-- Start of PROVIDED DATA --

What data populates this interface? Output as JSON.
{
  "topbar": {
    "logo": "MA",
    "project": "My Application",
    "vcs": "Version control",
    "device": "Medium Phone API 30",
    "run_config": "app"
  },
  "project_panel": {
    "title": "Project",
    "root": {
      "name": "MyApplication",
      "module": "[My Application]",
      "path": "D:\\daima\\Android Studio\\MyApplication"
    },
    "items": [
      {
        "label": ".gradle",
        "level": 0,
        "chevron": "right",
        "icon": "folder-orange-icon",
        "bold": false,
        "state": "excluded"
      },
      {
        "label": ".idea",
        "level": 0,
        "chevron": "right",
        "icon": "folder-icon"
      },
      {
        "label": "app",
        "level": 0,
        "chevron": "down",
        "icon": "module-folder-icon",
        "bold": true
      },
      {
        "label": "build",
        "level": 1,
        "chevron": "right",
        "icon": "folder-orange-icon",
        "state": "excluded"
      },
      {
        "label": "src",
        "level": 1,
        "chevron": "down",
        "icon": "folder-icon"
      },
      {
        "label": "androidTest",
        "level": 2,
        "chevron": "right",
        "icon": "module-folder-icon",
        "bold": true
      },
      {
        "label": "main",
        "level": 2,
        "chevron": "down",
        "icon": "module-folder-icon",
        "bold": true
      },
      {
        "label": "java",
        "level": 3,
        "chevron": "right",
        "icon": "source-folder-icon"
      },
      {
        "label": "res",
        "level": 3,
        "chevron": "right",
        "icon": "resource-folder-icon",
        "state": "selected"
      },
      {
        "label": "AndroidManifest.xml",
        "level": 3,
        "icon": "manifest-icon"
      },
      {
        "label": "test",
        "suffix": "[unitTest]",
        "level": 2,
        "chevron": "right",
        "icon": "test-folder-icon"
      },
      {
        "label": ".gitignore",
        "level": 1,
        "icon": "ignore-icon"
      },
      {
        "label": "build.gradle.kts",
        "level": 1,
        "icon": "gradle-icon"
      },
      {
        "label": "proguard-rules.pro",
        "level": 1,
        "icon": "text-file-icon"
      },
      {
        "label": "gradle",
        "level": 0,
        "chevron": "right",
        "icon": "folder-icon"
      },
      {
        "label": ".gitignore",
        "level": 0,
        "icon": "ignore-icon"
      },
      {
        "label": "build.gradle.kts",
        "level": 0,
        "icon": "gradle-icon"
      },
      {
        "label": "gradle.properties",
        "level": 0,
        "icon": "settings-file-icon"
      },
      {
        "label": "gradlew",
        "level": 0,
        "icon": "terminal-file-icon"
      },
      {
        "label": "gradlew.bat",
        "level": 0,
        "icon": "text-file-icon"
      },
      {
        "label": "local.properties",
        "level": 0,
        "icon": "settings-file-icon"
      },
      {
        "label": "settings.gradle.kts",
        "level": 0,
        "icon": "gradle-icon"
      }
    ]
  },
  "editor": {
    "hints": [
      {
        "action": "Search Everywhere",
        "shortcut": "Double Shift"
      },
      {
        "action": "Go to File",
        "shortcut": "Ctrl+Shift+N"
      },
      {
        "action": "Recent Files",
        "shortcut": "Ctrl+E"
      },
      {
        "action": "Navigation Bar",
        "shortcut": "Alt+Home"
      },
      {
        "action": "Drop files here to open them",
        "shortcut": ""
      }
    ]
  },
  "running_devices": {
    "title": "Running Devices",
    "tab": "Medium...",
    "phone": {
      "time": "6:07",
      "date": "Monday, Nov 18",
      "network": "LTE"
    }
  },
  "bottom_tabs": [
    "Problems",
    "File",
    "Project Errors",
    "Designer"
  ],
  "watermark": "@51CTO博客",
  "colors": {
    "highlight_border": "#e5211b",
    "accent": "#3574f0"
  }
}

-- End of PROVIDED DATA --

### YOUR TASK
Copy out each record exactly as given, omitting none.

### FULL OUTPUT
What data populates this interface? Output as JSON.
{
  "topbar": {
    "logo": "MA",
    "project": "My Application",
    "vcs": "Version control",
    "device": "Medium Phone API 30",
    "run_config": "app"
  },
  "project_panel": {
    "title": "Project",
    "root": {
      "name": "MyApplication",
      "module": "[My Application]",
      "path": "D:\\daima\\Android Studio\\MyApplication"
    },
    "items": [
      {
        "label": ".gradle",
        "level": 0,
        "chevron": "right",
        "icon": "folder-orange-icon",
        "bold": false,
        "state": "excluded"
      },
      {
        "label": ".idea",
        "level": 0,
        "chevron": "right",
        "icon": "folder-icon"
      },
      {
        "label": "app",
        "level": 0,
        "chevron": "down",
        "icon": "module-folder-icon",
        "bold": true
      },
      {
        "label": "build",
        "level": 1,
        "chevron": "right",
        "icon": "folder-orange-icon",
        "state": "excluded"
      },
      {
        "label": "src",
        "level": 1,
        "chevron": "down",
        "icon": "folder-icon"
      },
      {
        "label": "androidTest",
        "level": 2,
        "chevron": "right",
        "icon": "module-folder-icon",
        "bold": true
      },
      {
        "label": "main",
        "level": 2,
        "chevron": "down",
        "icon": "module-folder-icon",
        "bold": true
      },
      {
        "label": "java",
        "level": 3,
        "chevron": "right",
        "icon": "source-folder-icon"
      },
      {
        "label": "res",
        "level": 3,
        "chevron": "right",
        "icon": "resource-folder-icon",
        "state": "selected"
      },
      {
        "label": "AndroidManifest.xml",
        "level": 3,
        "icon": "manifest-icon"
      },
      {
        "label": "test",
        "suffix": "[unitTest]",
        "level": 2,
        "chevron": "right",
        "icon": "test-folder-icon"
      },
      {
        "label": ".gitignore",
        "level": 1,
        "icon": "ignore-icon"
      },
      {
        "label": "build.gradle.kts",
        "level": 1,
        "icon": "gradle-icon"
      },
      {
        "label": "proguard-rules.pro",
        "level": 1,
        "icon": "text-file-icon"
      },
      {
        "label": "gradle",
        "level": 0,
        "chevron": "right",
        "icon": "folder-icon"
      },
      {
        "label": ".gitignore",
        "level": 0,
        "icon": "ignore-icon"
      },
      {
        "label": "build.gradle.kts",
        "level": 0,
        "icon": "gradle-icon"
      },
      {
        "label": "gradle.properties",
        "level": 0,
        "icon": "settings-file-icon"
      },
      {
        "label": "gradlew",
        "level": 0,
        "icon": "terminal-file-icon"
      },
      {
        "label": "gradlew.bat",
        "level": 0,
        "icon": "text-file-icon"
      },
      {
        "label": "local.properties",
        "level": 0,
        "icon": "settings-file-icon"
      },
      {
        "label": "settings.gradle.kts",
        "level": 0,
        "icon": "gradle-icon"
      }
    ]
  },
  "editor": {
    "hints": [
      {
        "action": "Search Everywhere",
        "shortcut": "Double Shift"
      },
      {
        "action": "Go to File",
        "shortcut": "Ctrl+Shift+N"
      },
      {
        "action": "Recent Files",
        "shortcut": "Ctrl+E"
      },
      {
        "action": "Navigation Bar",
        "shortcut": "Alt+Home"
      },
      {
        "action": "Drop files here to open them",
        "shortcut": ""
      }
    ]
  },
  "running_devices": {
    "title": "Running Devices",
    "tab": "Medium...",
    "phone": {
      "time": "6:07",
      "date": "Monday, Nov 18",
      "network": "LTE"
    }
  },
  "bottom_tabs": [
    "Problems",
    "File",
    "Project Errors",
    "Designer"
  ],
  "watermark": "@51CTO博客",
  "colors": {
    "highlight_border": "#e5211b",
    "accent": "#3574f0"
  }
}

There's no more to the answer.